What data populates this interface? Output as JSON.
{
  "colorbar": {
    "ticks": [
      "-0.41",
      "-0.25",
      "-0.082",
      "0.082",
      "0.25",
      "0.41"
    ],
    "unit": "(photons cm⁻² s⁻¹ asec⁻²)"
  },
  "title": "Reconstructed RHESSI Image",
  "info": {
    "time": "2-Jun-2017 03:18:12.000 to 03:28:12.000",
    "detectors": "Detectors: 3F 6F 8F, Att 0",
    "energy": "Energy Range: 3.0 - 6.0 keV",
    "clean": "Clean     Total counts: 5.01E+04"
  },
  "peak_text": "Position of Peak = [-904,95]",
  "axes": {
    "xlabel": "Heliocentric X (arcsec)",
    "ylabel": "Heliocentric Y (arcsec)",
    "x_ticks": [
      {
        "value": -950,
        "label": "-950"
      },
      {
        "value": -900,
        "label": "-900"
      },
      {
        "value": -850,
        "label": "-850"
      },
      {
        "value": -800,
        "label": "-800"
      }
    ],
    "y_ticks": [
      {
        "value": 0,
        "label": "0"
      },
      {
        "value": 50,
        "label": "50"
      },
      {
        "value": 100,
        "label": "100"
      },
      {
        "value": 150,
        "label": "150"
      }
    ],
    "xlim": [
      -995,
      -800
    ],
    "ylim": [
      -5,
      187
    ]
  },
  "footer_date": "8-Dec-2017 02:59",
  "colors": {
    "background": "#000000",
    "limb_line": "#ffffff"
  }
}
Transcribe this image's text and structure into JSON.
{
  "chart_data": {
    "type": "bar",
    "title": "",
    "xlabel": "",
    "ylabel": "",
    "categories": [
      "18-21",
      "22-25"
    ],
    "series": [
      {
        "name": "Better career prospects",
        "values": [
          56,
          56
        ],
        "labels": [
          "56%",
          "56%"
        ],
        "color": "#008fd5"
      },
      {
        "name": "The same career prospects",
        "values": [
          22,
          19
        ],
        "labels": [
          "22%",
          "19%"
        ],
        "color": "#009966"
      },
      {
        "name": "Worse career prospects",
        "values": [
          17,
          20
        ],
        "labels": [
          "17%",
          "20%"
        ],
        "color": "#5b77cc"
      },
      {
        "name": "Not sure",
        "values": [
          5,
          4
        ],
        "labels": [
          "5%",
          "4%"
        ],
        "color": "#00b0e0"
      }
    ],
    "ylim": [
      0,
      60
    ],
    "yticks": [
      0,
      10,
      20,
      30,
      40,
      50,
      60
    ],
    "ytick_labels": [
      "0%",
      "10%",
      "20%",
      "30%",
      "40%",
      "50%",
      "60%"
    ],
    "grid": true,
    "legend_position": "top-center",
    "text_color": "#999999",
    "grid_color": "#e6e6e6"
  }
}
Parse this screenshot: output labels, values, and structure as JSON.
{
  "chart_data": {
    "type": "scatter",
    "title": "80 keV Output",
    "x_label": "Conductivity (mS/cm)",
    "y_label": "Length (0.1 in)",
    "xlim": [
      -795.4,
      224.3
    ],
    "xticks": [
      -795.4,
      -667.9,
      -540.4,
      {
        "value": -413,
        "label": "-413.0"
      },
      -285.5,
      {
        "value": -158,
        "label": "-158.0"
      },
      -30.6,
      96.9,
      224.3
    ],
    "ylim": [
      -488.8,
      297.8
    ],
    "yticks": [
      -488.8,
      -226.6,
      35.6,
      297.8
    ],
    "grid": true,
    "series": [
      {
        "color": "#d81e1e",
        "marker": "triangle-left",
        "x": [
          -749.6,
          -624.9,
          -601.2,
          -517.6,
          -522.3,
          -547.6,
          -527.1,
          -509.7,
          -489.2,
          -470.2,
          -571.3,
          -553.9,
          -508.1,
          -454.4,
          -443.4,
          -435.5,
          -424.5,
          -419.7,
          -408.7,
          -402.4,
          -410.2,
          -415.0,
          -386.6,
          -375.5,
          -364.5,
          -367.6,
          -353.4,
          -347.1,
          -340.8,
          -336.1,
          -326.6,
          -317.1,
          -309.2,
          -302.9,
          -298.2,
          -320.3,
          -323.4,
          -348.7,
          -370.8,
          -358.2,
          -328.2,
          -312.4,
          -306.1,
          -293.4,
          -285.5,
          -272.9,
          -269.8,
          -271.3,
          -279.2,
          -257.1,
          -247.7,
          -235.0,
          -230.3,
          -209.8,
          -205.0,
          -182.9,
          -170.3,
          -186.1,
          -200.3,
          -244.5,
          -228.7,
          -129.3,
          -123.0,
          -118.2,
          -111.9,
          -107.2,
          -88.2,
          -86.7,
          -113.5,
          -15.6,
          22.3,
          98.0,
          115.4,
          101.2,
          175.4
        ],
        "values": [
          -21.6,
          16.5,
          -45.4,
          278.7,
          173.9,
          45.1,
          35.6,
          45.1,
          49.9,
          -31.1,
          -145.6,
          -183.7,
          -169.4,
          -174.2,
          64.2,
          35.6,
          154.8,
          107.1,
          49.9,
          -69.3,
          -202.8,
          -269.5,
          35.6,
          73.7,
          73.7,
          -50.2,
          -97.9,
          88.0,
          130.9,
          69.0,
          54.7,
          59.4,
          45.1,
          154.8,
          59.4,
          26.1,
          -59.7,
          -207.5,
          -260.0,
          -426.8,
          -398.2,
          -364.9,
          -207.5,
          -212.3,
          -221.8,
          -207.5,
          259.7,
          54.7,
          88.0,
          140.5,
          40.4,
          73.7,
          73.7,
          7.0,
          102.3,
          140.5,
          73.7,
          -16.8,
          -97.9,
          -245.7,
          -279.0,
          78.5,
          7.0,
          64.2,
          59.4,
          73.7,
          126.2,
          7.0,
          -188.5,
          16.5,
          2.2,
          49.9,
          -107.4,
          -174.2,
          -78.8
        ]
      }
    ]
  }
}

#### Problem statement:
Return the full listing, character for character.

#### The output:
What data populates this interface? Output as JSON.
{
  "colorbar": {
    "ticks": [
      "-0.41",
      "-0.25",
      "-0.082",
      "0.082",
      "0.25",
      "0.41"
    ],
    "unit": "(photons cm⁻² s⁻¹ asec⁻²)"
  },
  "title": "Reconstructed RHESSI Image",
  "info": {
    "time": "2-Jun-2017 03:18:12.000 to 03:28:12.000",
    "detectors": "Detectors: 3F 6F 8F, Att 0",
    "energy": "Energy Range: 3.0 - 6.0 keV",
    "clean": "Clean     Total counts: 5.01E+04"
  },
  "peak_text": "Position of Peak = [-904,95]",
  "axes": {
    "xlabel": "Heliocentric X (arcsec)",
    "ylabel": "Heliocentric Y (arcsec)",
    "x_ticks": [
      {
        "value": -950,
        "label": "-950"
      },
      {
        "value": -900,
        "label": "-900"
      },
      {
        "value": -850,
        "label": "-850"
      },
      {
        "value": -800,
        "label": "-800"
      }
    ],
    "y_ticks": [
      {
        "value": 0,
        "label": "0"
      },
      {
        "value": 50,
        "label": "50"
      },
      {
        "value": 100,
        "label": "100"
      },
      {
        "value": 150,
        "label": "150"
      }
    ],
    "xlim": [
      -995,
      -800
    ],
    "ylim": [
      -5,
      187
    ]
  },
  "footer_date": "8-Dec-2017 02:59",
  "colors": {
    "background": "#000000",
    "limb_line": "#ffffff"
  }
}
Transcribe this image's text and structure into JSON.
{
  "chart_data": {
    "type": "bar",
    "title": "",
    "xlabel": "",
    "ylabel": "",
    "categories": [
      "18-21",
      "22-25"
    ],
    "series": [
      {
        "name": "Better career prospects",
        "values": [
          56,
          56
        ],
        "labels": [
          "56%",
          "56%"
        ],
        "color": "#008fd5"
      },
      {
        "name": "The same career prospects",
        "values": [
          22,
          19
        ],
        "labels": [
          "22%",
          "19%"
        ],
        "color": "#009966"
      },
      {
        "name": "Worse career prospects",
        "values": [
          17,
          20
        ],
        "labels": [
          "17%",
          "20%"
        ],
        "color": "#5b77cc"
      },
      {
        "name": "Not sure",
        "values": [
          5,
          4
        ],
        "labels": [
          "5%",
          "4%"
        ],
        "color": "#00b0e0"
      }
    ],
    "ylim": [
      0,
      60
    ],
    "yticks": [
      0,
      10,
      20,
      30,
      40,
      50,
      60
    ],
    "ytick_labels": [
      "0%",
      "10%",
      "20%",
      "30%",
      "40%",
      "50%",
      "60%"
    ],
    "grid": true,
    "legend_position": "top-center",
    "text_color": "#999999",
    "grid_color": "#e6e6e6"
  }
}
Parse this screenshot: output labels, values, and structure as JSON.
{
  "chart_data": {
    "type": "scatter",
    "title": "80 keV Output",
    "x_label": "Conductivity (mS/cm)",
    "y_label": "Length (0.1 in)",
    "xlim": [
      -795.4,
      224.3
    ],
    "xticks": [
      -795.4,
      -667.9,
      -540.4,
      {
        "value": -413,
        "label": "-413.0"
      },
      -285.5,
      {
        "value": -158,
        "label": "-158.0"
      },
      -30.6,
      96.9,
      224.3
    ],
    "ylim": [
      -488.8,
      297.8
    ],
    "yticks": [
      -488.8,
      -226.6,
      35.6,
      297.8
    ],
    "grid": true,
    "series": [
      {
        "color": "#d81e1e",
        "marker": "triangle-left",
        "x": [
          -749.6,
          -624.9,
          -601.2,
          -517.6,
          -522.3,
          -547.6,
          -527.1,
          -509.7,
          -489.2,
          -470.2,
          -571.3,
          -553.9,
          -508.1,
          -454.4,
          -443.4,
          -435.5,
          -424.5,
          -419.7,
          -408.7,
          -402.4,
          -410.2,
          -415.0,
          -386.6,
          -375.5,
          -364.5,
          -367.6,
          -353.4,
          -347.1,
          -340.8,
          -336.1,
          -326.6,
          -317.1,
          -309.2,
          -302.9,
          -298.2,
          -320.3,
          -323.4,
          -348.7,
          -370.8,
          -358.2,
          -328.2,
          -312.4,
          -306.1,
          -293.4,
          -285.5,
          -272.9,
          -269.8,
          -271.3,
          -279.2,
          -257.1,
          -247.7,
          -235.0,
          -230.3,
          -209.8,
          -205.0,
          -182.9,
          -170.3,
          -186.1,
          -200.3,
          -244.5,
          -228.7,
          -129.3,
          -123.0,
          -118.2,
          -111.9,
          -107.2,
          -88.2,
          -86.7,
          -113.5,
          -15.6,
          22.3,
          98.0,
          115.4,
          101.2,
          175.4
        ],
        "values": [
          -21.6,
          16.5,
          -45.4,
          278.7,
          173.9,
          45.1,
          35.6,
          45.1,
          49.9,
          -31.1,
          -145.6,
          -183.7,
          -169.4,
          -174.2,
          64.2,
          35.6,
          154.8,
          107.1,
          49.9,
          -69.3,
          -202.8,
          -269.5,
          35.6,
          73.7,
          73.7,
          -50.2,
          -97.9,
          88.0,
          130.9,
          69.0,
          54.7,
          59.4,
          45.1,
          154.8,
          59.4,
          26.1,
          -59.7,
          -207.5,
          -260.0,
          -426.8,
          -398.2,
          -364.9,
          -207.5,
          -212.3,
          -221.8,
          -207.5,
          259.7,
          54.7,
          88.0,
          140.5,
          40.4,
          73.7,
          73.7,
          7.0,
          102.3,
          140.5,
          73.7,
          -16.8,
          -97.9,
          -245.7,
          -279.0,
          78.5,
          7.0,
          64.2,
          59.4,
          73.7,
          126.2,
          7.0,
          -188.5,
          16.5,
          2.2,
          49.9,
          -107.4,
          -174.2,
          -78.8
        ]
      }
    ]
  }
}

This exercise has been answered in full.